**Given request:** Find the string "monitor" in the entries and copy each line that has it.

* Begin *

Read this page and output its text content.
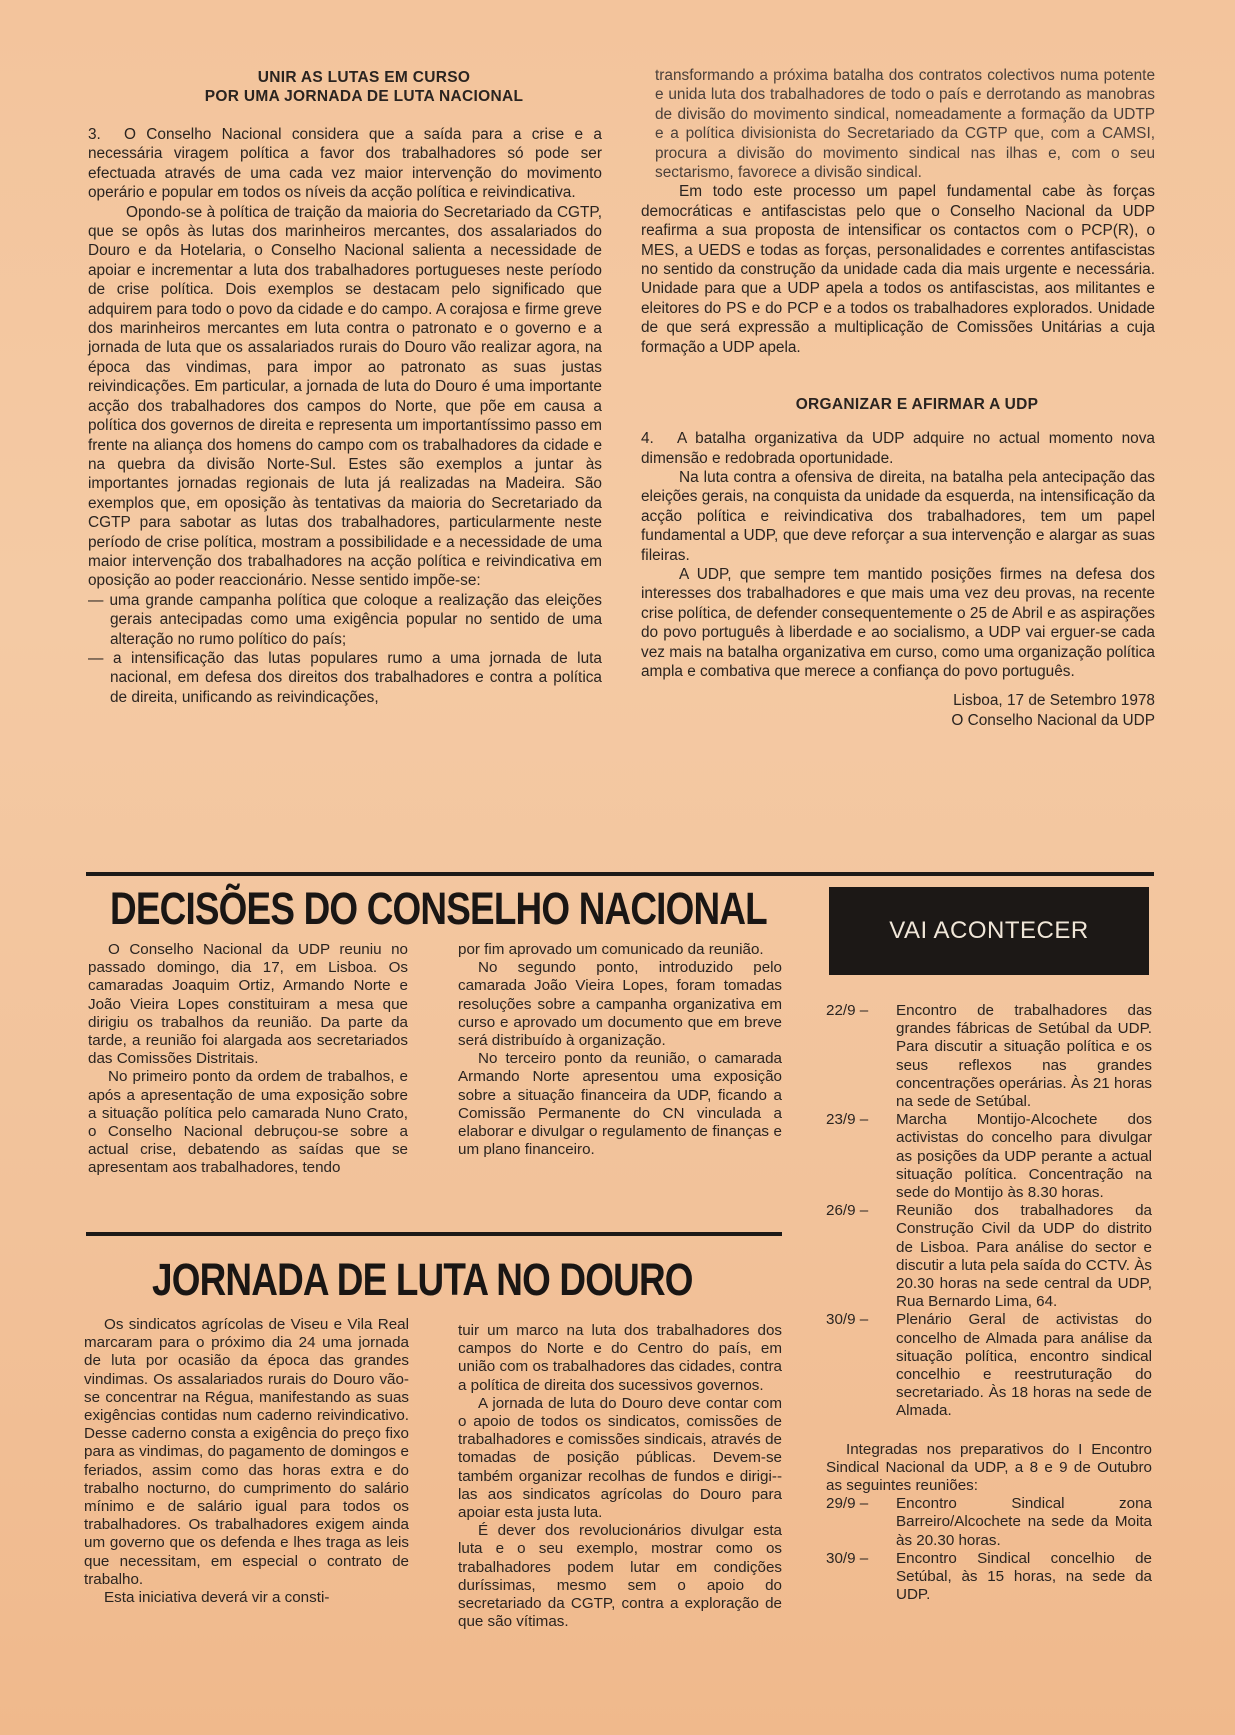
UNIR AS LUTAS EM CURSO

POR UMA JORNADA DE LUTA NACIONAL

3. O Conselho Nacional considera que a saída para a crise e a necessária viragem política a favor dos trabalhadores só pode ser efectuada através de uma cada vez maior intervenção do movimento operário e popular em todos os níveis da acção política e reivindicativa.

Opondo-se à política de traição da maioria do Secretariado da CGTP, que se opôs às lutas dos marinheiros mercantes, dos assalariados do Douro e da Hotelaria, o Conselho Nacional salienta a necessidade de apoiar e incrementar a luta dos trabalhadores portugueses neste período de crise política. Dois exemplos se destacam pelo significado que adquirem para todo o povo da cidade e do campo. A corajosa e firme greve dos marinheiros mercantes em luta contra o patronato e o governo e a jornada de luta que os assalariados rurais do Douro vão realizar agora, na época das vindimas, para impor ao patronato as suas justas reivindicações. Em particular, a jornada de luta do Douro é uma importante acção dos trabalhadores dos campos do Norte, que põe em causa a política dos governos de direita e representa um importantíssimo passo em frente na aliança dos homens do campo com os trabalhadores da cidade e na quebra da divisão Norte-Sul. Estes são exemplos a juntar às importantes jornadas regionais de luta já realizadas na Madeira. São exemplos que, em oposição às tentativas da maioria do Secretariado da CGTP para sabotar as lutas dos trabalhadores, particularmente neste período de crise política, mostram a possibilidade e a necessidade de uma maior intervenção dos trabalhadores na acção política e reivindicativa em oposição ao poder reaccionário. Nesse sentido impõe-se:

— uma grande campanha política que coloque a realização das eleições gerais antecipadas como uma exigência popular no sentido de uma alteração no rumo político do país;

— a intensificação das lutas populares rumo a uma jornada de luta nacional, em defesa dos direitos dos trabalhadores e contra a política de direita, unificando as reivindicações,

transformando a próxima batalha dos contratos colectivos numa potente e unida luta dos trabalhadores de todo o país e derrotando as manobras de divisão do movimento sindical, nomeadamente a formação da UDTP e a política divisionista do Secretariado da CGTP que, com a CAMSI, procura a divisão do movimento sindical nas ilhas e, com o seu sectarismo, favorece a divisão sindical.

Em todo este processo um papel fundamental cabe às forças democráticas e antifascistas pelo que o Conselho Nacional da UDP reafirma a sua proposta de intensificar os contactos com o PCP(R), o MES, a UEDS e todas as forças, personalidades e correntes antifascistas no sentido da construção da unidade cada dia mais urgente e necessária. Unidade para que a UDP apela a todos os antifascistas, aos militantes e eleitores do PS e do PCP e a todos os trabalhadores explorados. Unidade de que será expressão a multiplicação de Comissões Unitárias a cuja formação a UDP apela.

ORGANIZAR E AFIRMAR A UDP

4. A batalha organizativa da UDP adquire no actual momento nova dimensão e redobrada oportunidade.

Na luta contra a ofensiva de direita, na batalha pela antecipação das eleições gerais, na conquista da unidade da esquerda, na intensificação da acção política e reivindicativa dos trabalhadores, tem um papel fundamental a UDP, que deve reforçar a sua intervenção e alargar as suas fileiras.

A UDP, que sempre tem mantido posições firmes na defesa dos interesses dos trabalhadores e que mais uma vez deu provas, na recente crise política, de defender consequentemente o 25 de Abril e as aspirações do povo português à liberdade e ao socialismo, a UDP vai erguer-se cada vez mais na batalha organizativa em curso, como uma organização política ampla e combativa que merece a confiança do povo português.

Lisboa, 17 de Setembro 1978

O Conselho Nacional da UDP

DECISÕES DO CONSELHO NACIONAL

O Conselho Nacional da UDP reuniu no passado domingo, dia 17, em Lisboa. Os camaradas Joaquim Ortiz, Armando Norte e João Vieira Lopes constituiram a mesa que dirigiu os trabalhos da reunião. Da parte da tarde, a reunião foi alargada aos secretariados das Comissões Distritais.

No primeiro ponto da ordem de trabalhos, e após a apresentação de uma exposição sobre a situação política pelo camarada Nuno Crato, o Conselho Nacional debruçou-se sobre a actual crise, debatendo as saídas que se apresentam aos trabalhadores, tendo

por fim aprovado um comunicado da reunião.

No segundo ponto, introduzido pelo camarada João Vieira Lopes, foram tomadas resoluções sobre a campanha organizativa em curso e aprovado um documento que em breve será distribuído à organização.

No terceiro ponto da reunião, o camarada Armando Norte apresentou uma exposição sobre a situação financeira da UDP, ficando a Comissão Permanente do CN vinculada a elaborar e divulgar o regulamento de finanças e um plano financeiro.

JORNADA DE LUTA NO DOURO

Os sindicatos agrícolas de Viseu e Vila Real marcaram para o próximo dia 24 uma jornada de luta por ocasião da época das grandes vindimas. Os assalariados rurais do Douro vão-se concentrar na Régua, manifestando as suas exigências contidas num caderno reivindicativo. Desse caderno consta a exigência do preço fixo para as vindimas, do pagamento de domingos e feriados, assim como das horas extra e do trabalho nocturno, do cumprimento do salário mínimo e de salário igual para todos os trabalhadores. Os trabalhadores exigem ainda um governo que os defenda e lhes traga as leis que necessitam, em especial o contrato de trabalho.

Esta iniciativa deverá vir a consti-

tuir um marco na luta dos trabalhadores dos campos do Norte e do Centro do país, em união com os trabalhadores das cidades, contra a política de direita dos sucessivos governos.

A jornada de luta do Douro deve contar com o apoio de todos os sindicatos, comissões de trabalhadores e comissões sindicais, através de tomadas de posição públicas. Devem-se também organizar recolhas de fundos e dirigi--las aos sindicatos agrícolas do Douro para apoiar esta justa luta.

É dever dos revolucionários divulgar esta luta e o seu exemplo, mostrar como os trabalhadores podem lutar em condições duríssimas, mesmo sem o apoio do secretariado da CGTP, contra a exploração de que são vítimas.

VAI ACONTECER
22/9 –	Encontro de trabalhadores das grandes fábricas de Setúbal da UDP. Para discutir a situação política e os seus reflexos nas grandes concentrações operárias. Às 21 horas na sede de Setúbal.
23/9 –	Marcha Montijo-Alcochete dos activistas do concelho para divulgar as posições da UDP perante a actual situação política. Concentração na sede do Montijo às 8.30 horas.
26/9 –	Reunião dos trabalhadores da Construção Civil da UDP do distrito de Lisboa. Para análise do sector e discutir a luta pela saída do CCTV. Às 20.30 horas na sede central da UDP, Rua Bernardo Lima, 64.
30/9 –	Plenário Geral de activistas do concelho de Almada para análise da situação política, encontro sindical concelhio e reestruturação do secretariado. Às 18 horas na sede de Almada.

Integradas nos preparativos do I Encontro Sindical Nacional da UDP, a 8 e 9 de Outubro as seguintes reuniões:

29/9 –	Encontro Sindical zona Barreiro/Alcochete na sede da Moita às 20.30 horas.
30/9 –	Encontro Sindical concelhio de Setúbal, às 15 horas, na sede da UDP.
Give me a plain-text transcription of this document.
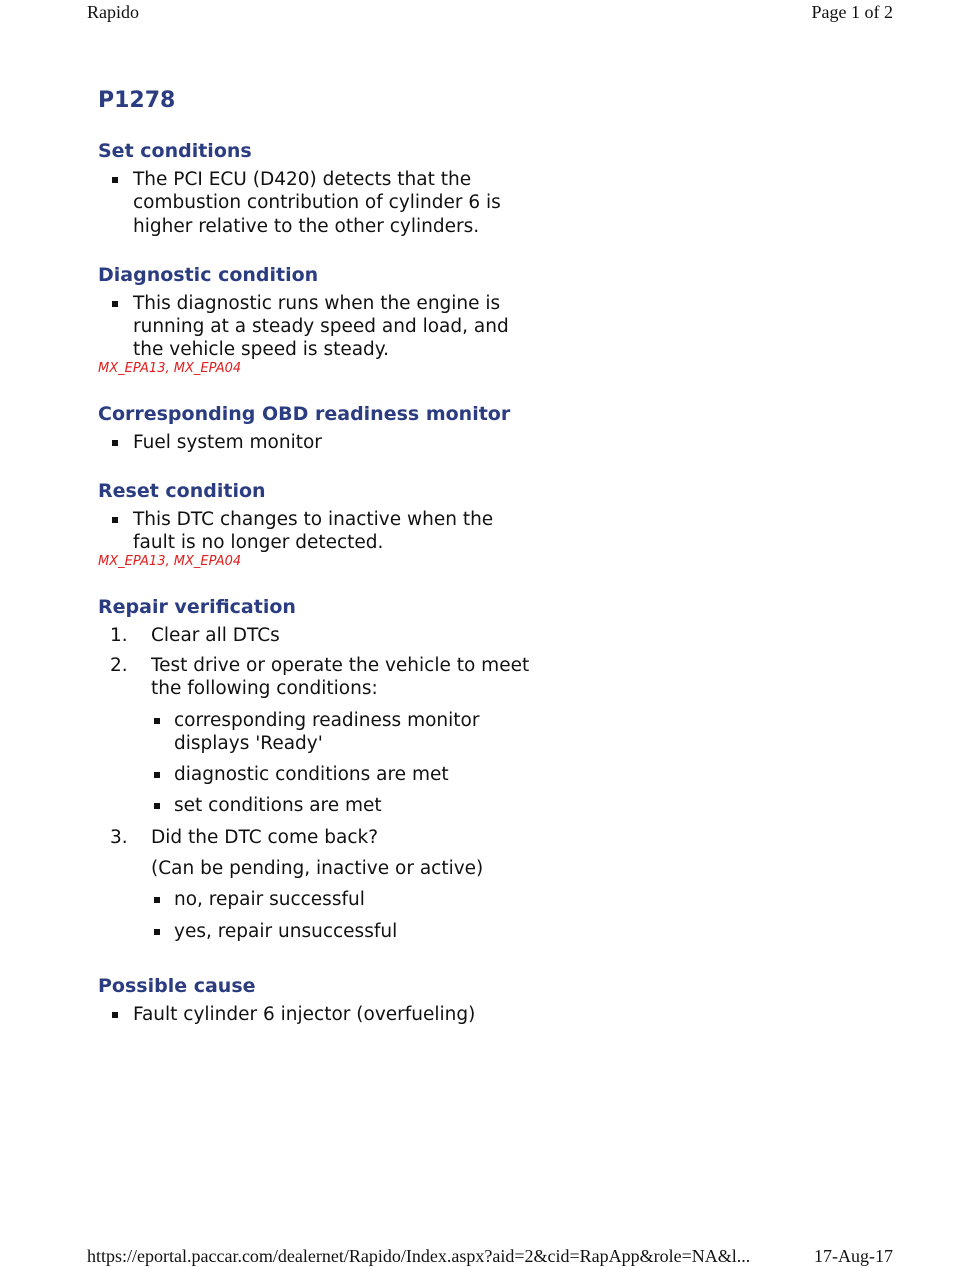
Rapido	Page 1 of 2
P1278
Set conditions
The PCI ECU (D420) detects that the combustion contribution of cylinder 6 is higher relative to the other cylinders.
Diagnostic condition
This diagnostic runs when the engine is running at a steady speed and load, and the vehicle speed is steady.
MX_EPA13, MX_EPA04
Corresponding OBD readiness monitor
Fuel system monitor
Reset condition
This DTC changes to inactive when the fault is no longer detected.
MX_EPA13, MX_EPA04
Repair verification
1. Clear all DTCs
2. Test drive or operate the vehicle to meet the following conditions:
corresponding readiness monitor displays 'Ready'
diagnostic conditions are met
set conditions are met
3. Did the DTC come back?
(Can be pending, inactive or active)
no, repair successful
yes, repair unsuccessful
Possible cause
Fault cylinder 6 injector (overfueling)
https://eportal.paccar.com/dealernet/Rapido/Index.aspx?aid=2&cid=RapApp&role=NA&l...	17-Aug-17
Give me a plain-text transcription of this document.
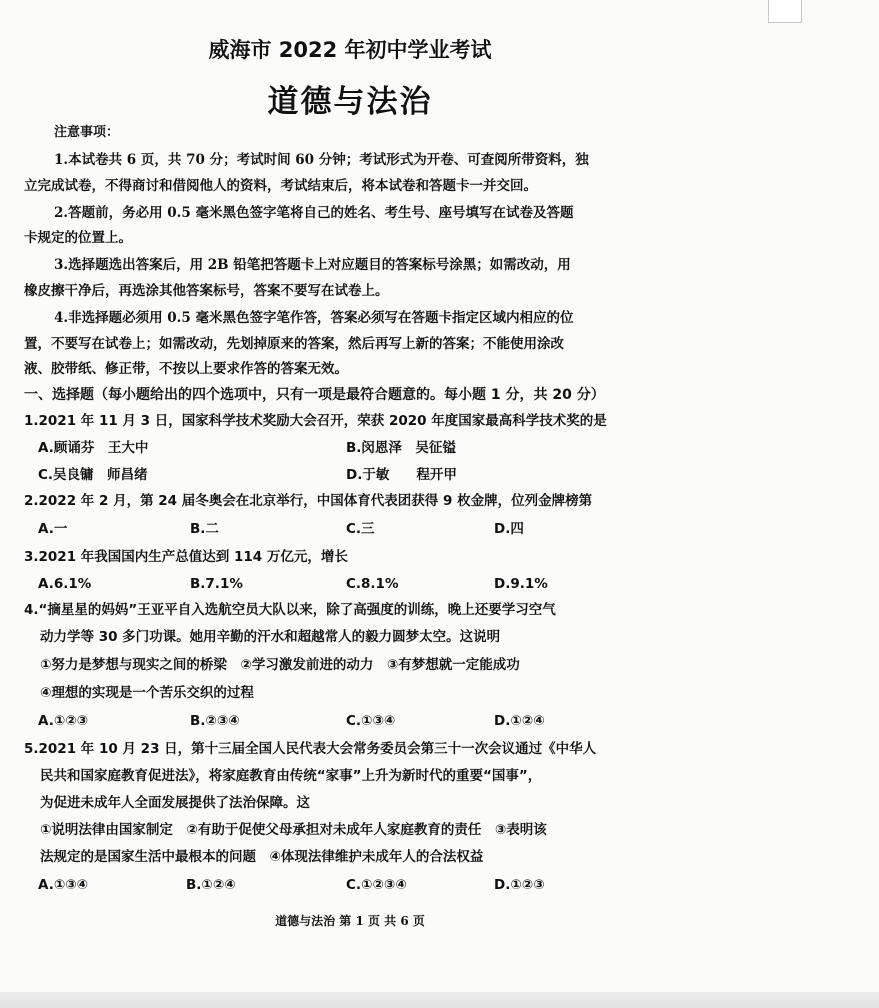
威海市 2022 年初中学业考试
道德与法治
注意事项：
1.本试卷共 6 页，共 70 分；考试时间 60 分钟；考试形式为开卷、可查阅所带资料，独
立完成试卷，不得商讨和借阅他人的资料，考试结束后，将本试卷和答题卡一并交回。
2.答题前，务必用 0.5 毫米黑色签字笔将自己的姓名、考生号、座号填写在试卷及答题
卡规定的位置上。
3.选择题选出答案后，用 2B 铅笔把答题卡上对应题目的答案标号涂黑；如需改动，用
橡皮擦干净后，再选涂其他答案标号，答案不要写在试卷上。
4.非选择题必须用 0.5 毫米黑色签字笔作答，答案必须写在答题卡指定区域内相应的位
置，不要写在试卷上；如需改动，先划掉原来的答案，然后再写上新的答案；不能使用涂改
液、胶带纸、修正带，不按以上要求作答的答案无效。
一、选择题（每小题给出的四个选项中，只有一项是最符合题意的。每小题 1 分，共 20 分）
1.2021 年 11 月 3 日，国家科学技术奖励大会召开，荣获 2020 年度国家最高科学技术奖的是
A.顾诵芬　王大中	B.闵恩泽　吴征镒
C.吴良镛　师昌绪	D.于敏　　程开甲
2.2022 年 2 月，第 24 届冬奥会在北京举行，中国体育代表团获得 9 枚金牌，位列金牌榜第
A.一	B.二	C.三	D.四
3.2021 年我国国内生产总值达到 114 万亿元，增长
A.6.1%	B.7.1%	C.8.1%	D.9.1%
4.“摘星星的妈妈”王亚平自入选航空员大队以来，除了高强度的训练，晚上还要学习空气
动力学等 30 多门功课。她用辛勤的汗水和超越常人的毅力圆梦太空。这说明
①努力是梦想与现实之间的桥梁　②学习激发前进的动力　③有梦想就一定能成功
④理想的实现是一个苦乐交织的过程
A.①②③	B.②③④	C.①③④	D.①②④
5.2021 年 10 月 23 日，第十三届全国人民代表大会常务委员会第三十一次会议通过《中华人
民共和国家庭教育促进法》，将家庭教育由传统“家事”上升为新时代的重要“国事”，
为促进未成年人全面发展提供了法治保障。这
①说明法律由国家制定　②有助于促使父母承担对未成年人家庭教育的责任　③表明该
法规定的是国家生活中最根本的问题　④体现法律维护未成年人的合法权益
A.①③④	B.①②④	C.①②③④	D.①②③
道德与法治 第 1 页 共 6 页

* End *

**Expected answer:**
Corresponding OBD readiness monitor
Fuel system monitor
corresponding readiness monitor displays 'Ready'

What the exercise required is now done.